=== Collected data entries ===
>>>

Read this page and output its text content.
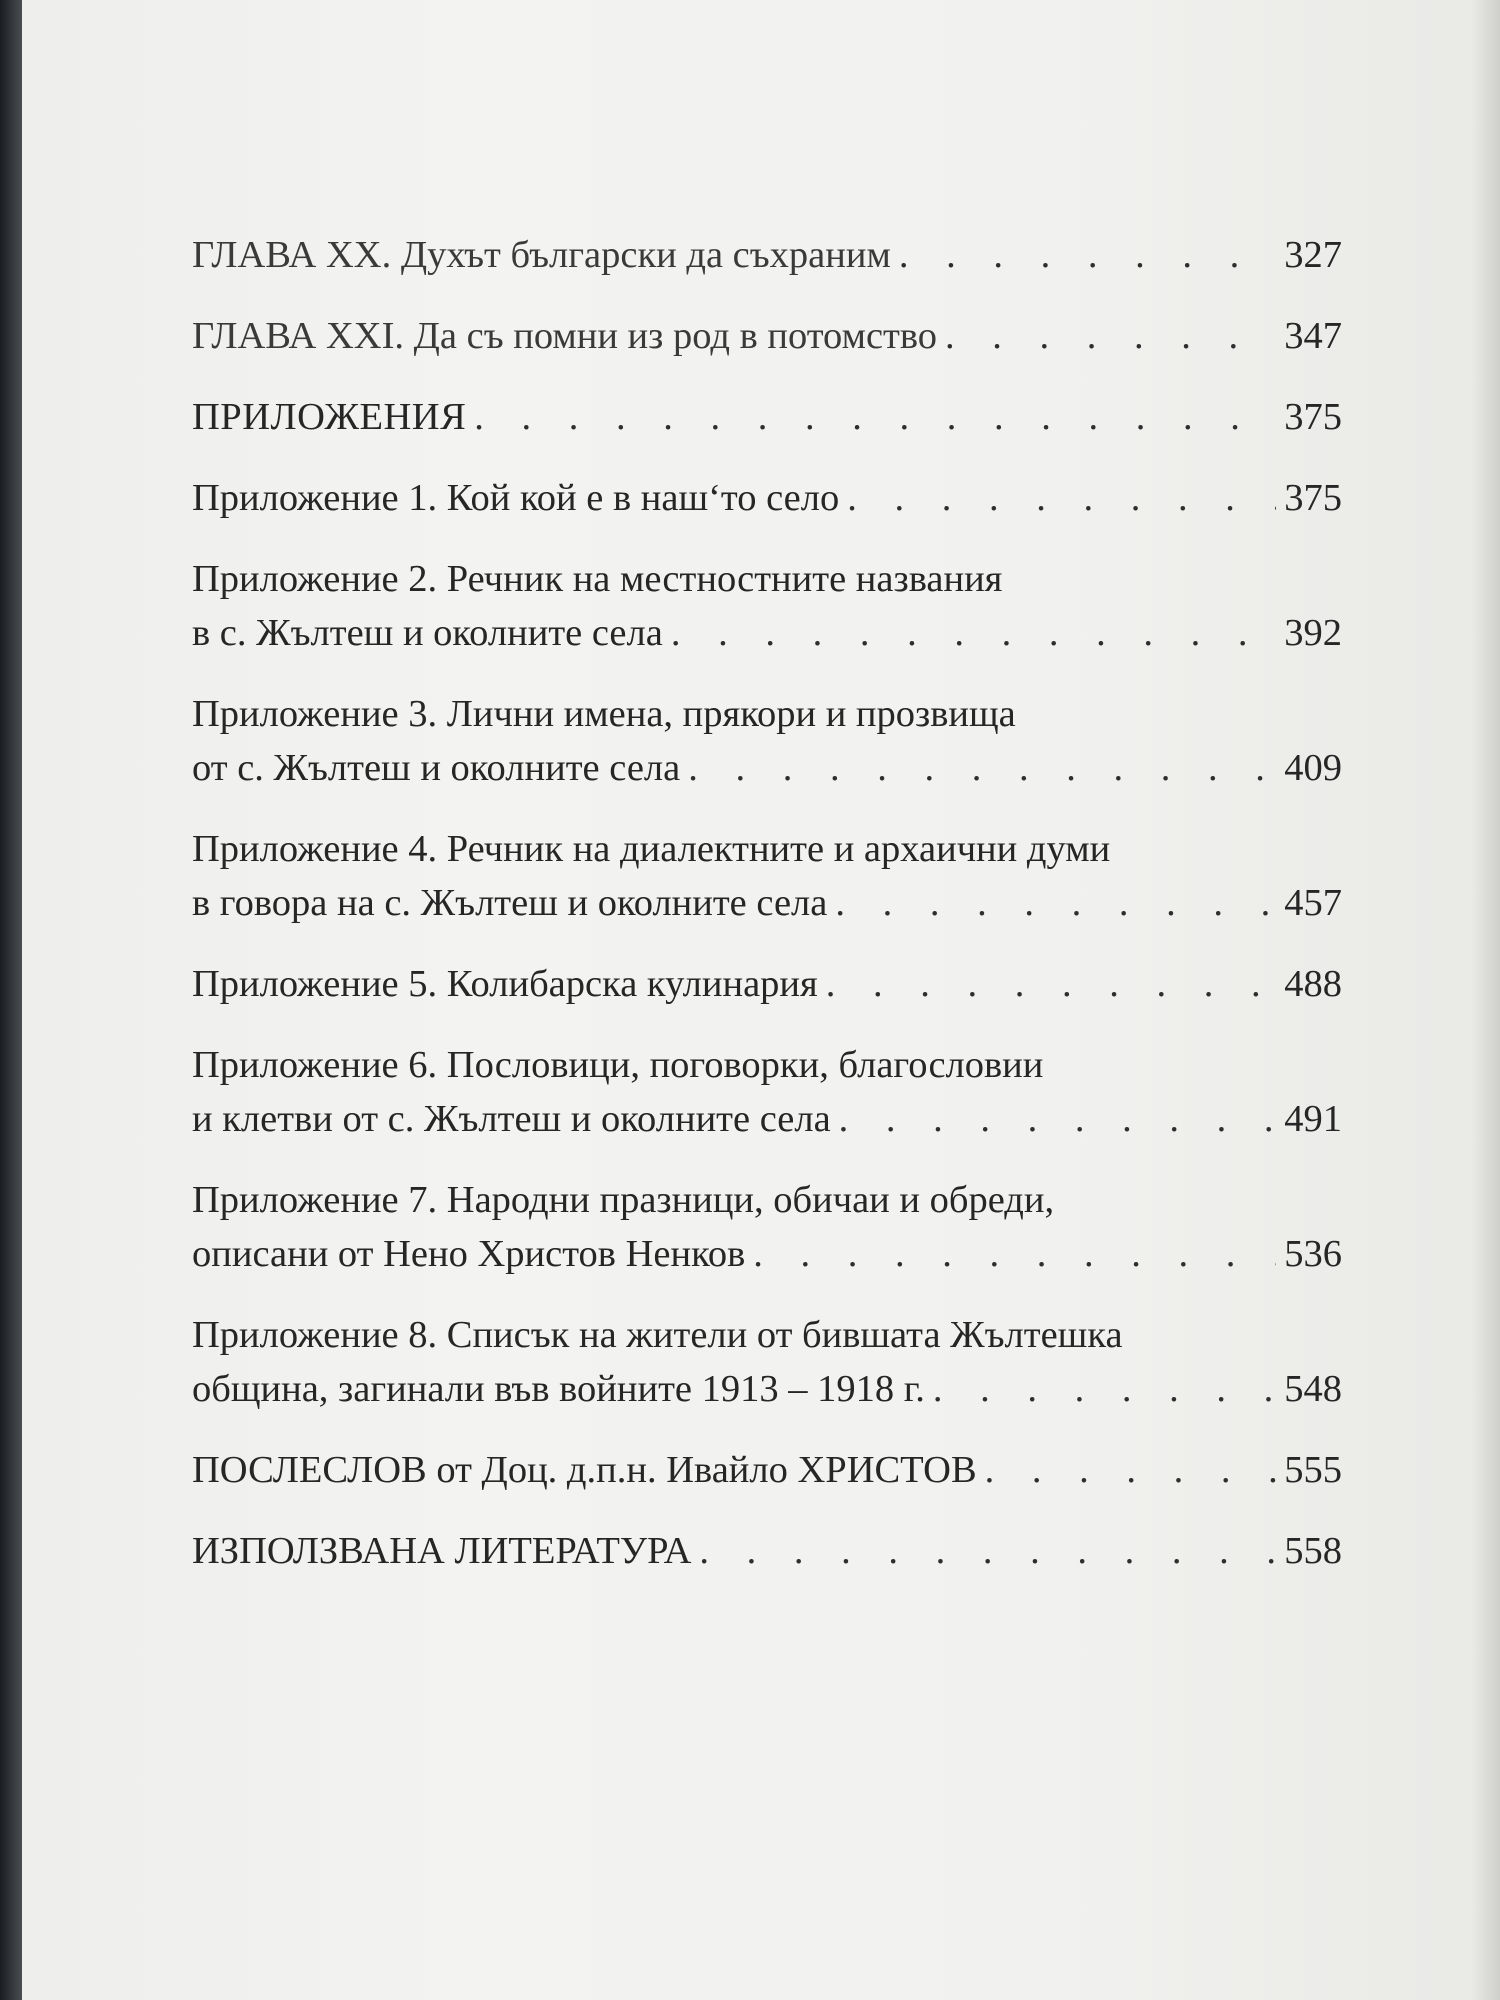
ГЛАВА XX. Духът български да съхраним . . .	327
ГЛАВА XXI. Да съ помни из род в потомство . . .	347
ПРИЛОЖЕНИЯ . . .	375
Приложение 1. Кой кой е в наш‘то село . . .	375
Приложение 2. Речник на местностните названия
в с. Жълтеш и околните села . . .	392
Приложение 3. Лични имена, прякори и прозвища
от с. Жълтеш и околните села . . .	409
Приложение 4. Речник на диалектните и архаични думи
в говора на с. Жълтеш и околните села . . .	457
Приложение 5. Колибарска кулинария . . .	488
Приложение 6. Пословици, поговорки, благословии
и клетви от с. Жълтеш и околните села . . .	491
Приложение 7. Народни празници, обичаи и обреди,
описани от Нено Христов Ненков . . .	536
Приложение 8. Списък на жители от бившата Жълтешка
община, загинали във войните 1913 – 1918 г. . . .	548
ПОСЛЕСЛОВ от Доц. д.п.н. Ивайло ХРИСТОВ . . .	555
ИЗПОЛЗВАНА ЛИТЕРАТУРА . . .	558
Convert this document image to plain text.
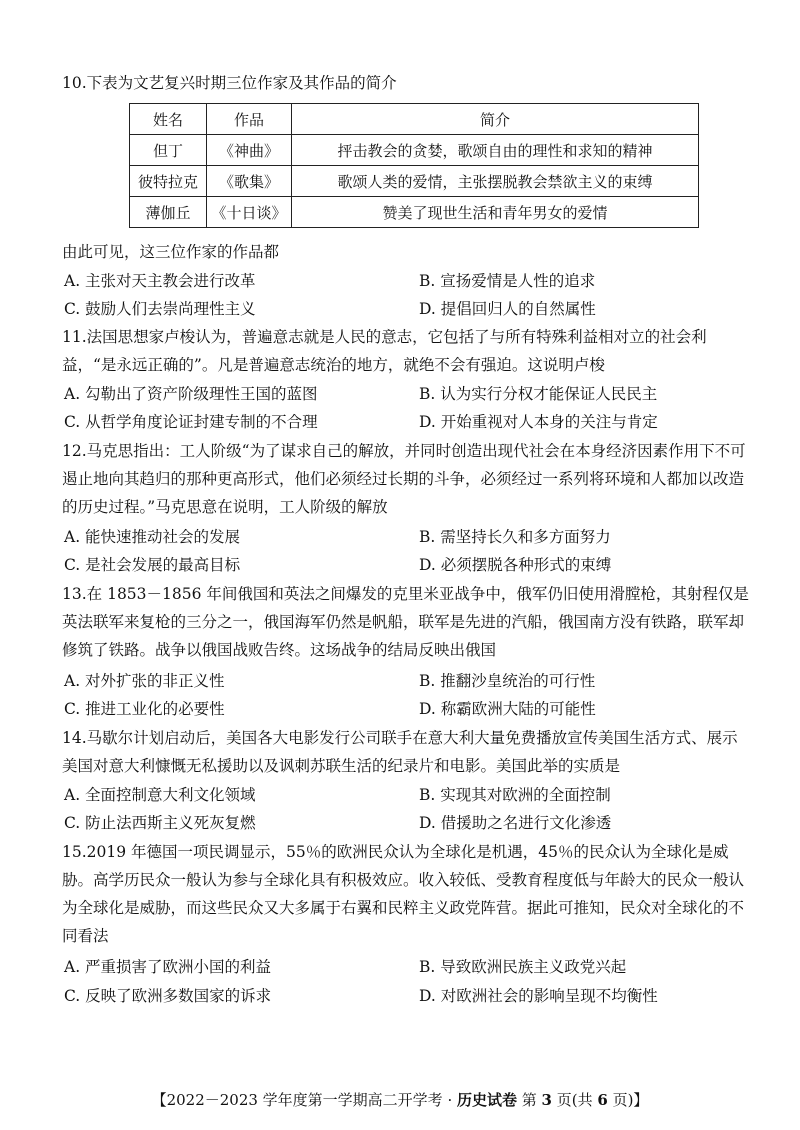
10.下表为文艺复兴时期三位作家及其作品的简介

姓名	作品	简介
但丁	《神曲》	抨击教会的贪婪，歌颂自由的理性和求知的精神
彼特拉克	《歌集》	歌颂人类的爱情，主张摆脱教会禁欲主义的束缚
薄伽丘	《十日谈》	赞美了现世生活和青年男女的爱情

由此可见，这三位作家的作品都

A. 主张对天主教会进行改革	B. 宣扬爱情是人性的追求
C. 鼓励人们去崇尚理性主义	D. 提倡回归人的自然属性

11.法国思想家卢梭认为，普遍意志就是人民的意志，它包括了与所有特殊利益相对立的社会利益，“是永远正确的”。凡是普遍意志统治的地方，就绝不会有强迫。这说明卢梭

A. 勾勒出了资产阶级理性王国的蓝图	B. 认为实行分权才能保证人民民主
C. 从哲学角度论证封建专制的不合理	D. 开始重视对人本身的关注与肯定

12.马克思指出：工人阶级“为了谋求自己的解放，并同时创造出现代社会在本身经济因素作用下不可遏止地向其趋归的那种更高形式，他们必须经过长期的斗争，必须经过一系列将环境和人都加以改造的历史过程。”马克思意在说明，工人阶级的解放

A. 能快速推动社会的发展	B. 需坚持长久和多方面努力
C. 是社会发展的最高目标	D. 必须摆脱各种形式的束缚

13.在 1853－1856 年间俄国和英法之间爆发的克里米亚战争中，俄军仍旧使用滑膛枪，其射程仅是英法联军来复枪的三分之一，俄国海军仍然是帆船，联军是先进的汽船，俄国南方没有铁路，联军却修筑了铁路。战争以俄国战败告终。这场战争的结局反映出俄国

A. 对外扩张的非正义性	B. 推翻沙皇统治的可行性
C. 推进工业化的必要性	D. 称霸欧洲大陆的可能性

14.马歇尔计划启动后，美国各大电影发行公司联手在意大利大量免费播放宣传美国生活方式、展示美国对意大利慷慨无私援助以及讽刺苏联生活的纪录片和电影。美国此举的实质是

A. 全面控制意大利文化领域	B. 实现其对欧洲的全面控制
C. 防止法西斯主义死灰复燃	D. 借援助之名进行文化渗透

15.2019 年德国一项民调显示，55％的欧洲民众认为全球化是机遇，45％的民众认为全球化是威胁。高学历民众一般认为参与全球化具有积极效应。收入较低、受教育程度低与年龄大的民众一般认为全球化是威胁，而这些民众又大多属于右翼和民粹主义政党阵营。据此可推知，民众对全球化的不同看法

A. 严重损害了欧洲小国的利益	B. 导致欧洲民族主义政党兴起
C. 反映了欧洲多数国家的诉求	D. 对欧洲社会的影响呈现不均衡性
【2022－2023 学年度第一学期高二开学考 · 历史试卷 第 3 页(共 6 页)】
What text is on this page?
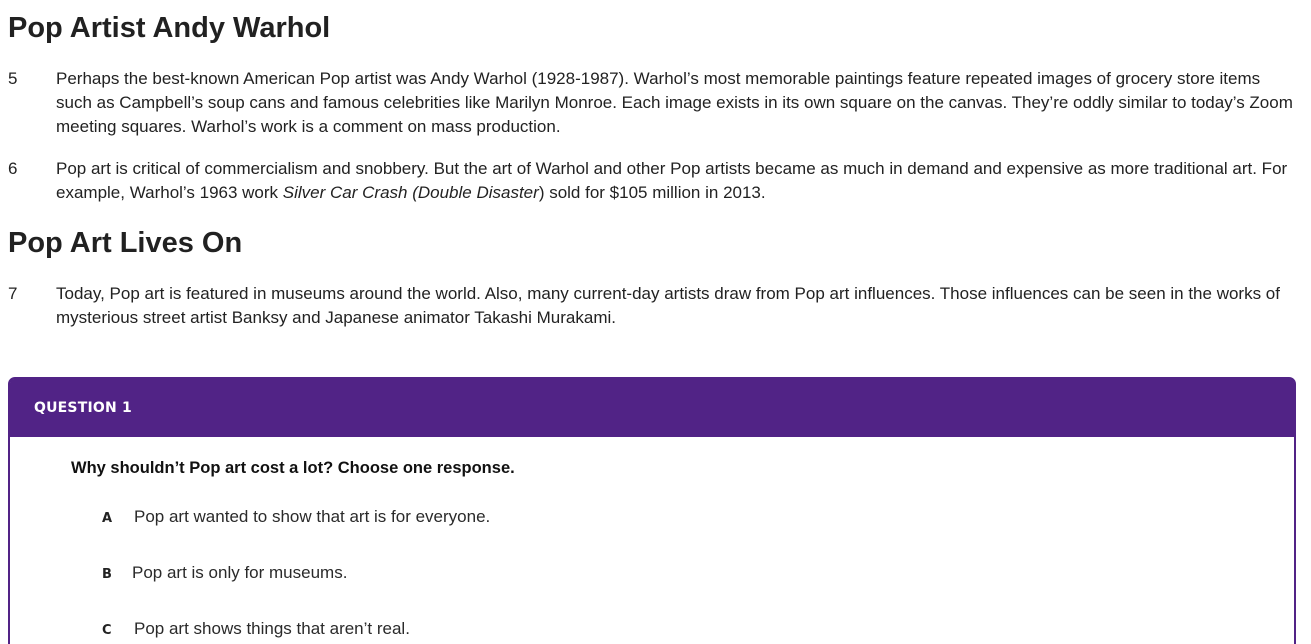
Pop Artist Andy Warhol
5	Perhaps the best-known American Pop artist was Andy Warhol (1928-1987). Warhol’s most memorable paintings feature repeated images of grocery store items such as Campbell’s soup cans and famous celebrities like Marilyn Monroe. Each image exists in its own square on the canvas. They’re oddly similar to today’s Zoom meeting squares. Warhol’s work is a comment on mass production.
6	Pop art is critical of commercialism and snobbery. But the art of Warhol and other Pop artists became as much in demand and expensive as more traditional art. For example, Warhol’s 1963 work Silver Car Crash (Double Disaster) sold for $105 million in 2013.
Pop Art Lives On
7	Today, Pop art is featured in museums around the world. Also, many current-day artists draw from Pop art influences. Those influences can be seen in the works of mysterious street artist Banksy and Japanese animator Takashi Murakami.
QUESTION 1
Why shouldn’t Pop art cost a lot? Choose one response.
A	Pop art wanted to show that art is for everyone.
B	Pop art is only for museums.
C	Pop art shows things that aren’t real.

<<<

=== WORK REQUIRED ===
Tally how many lines of the material contain the word "села". The answer must be the number and nothing else.

=== EXERCISE RESULT ===
4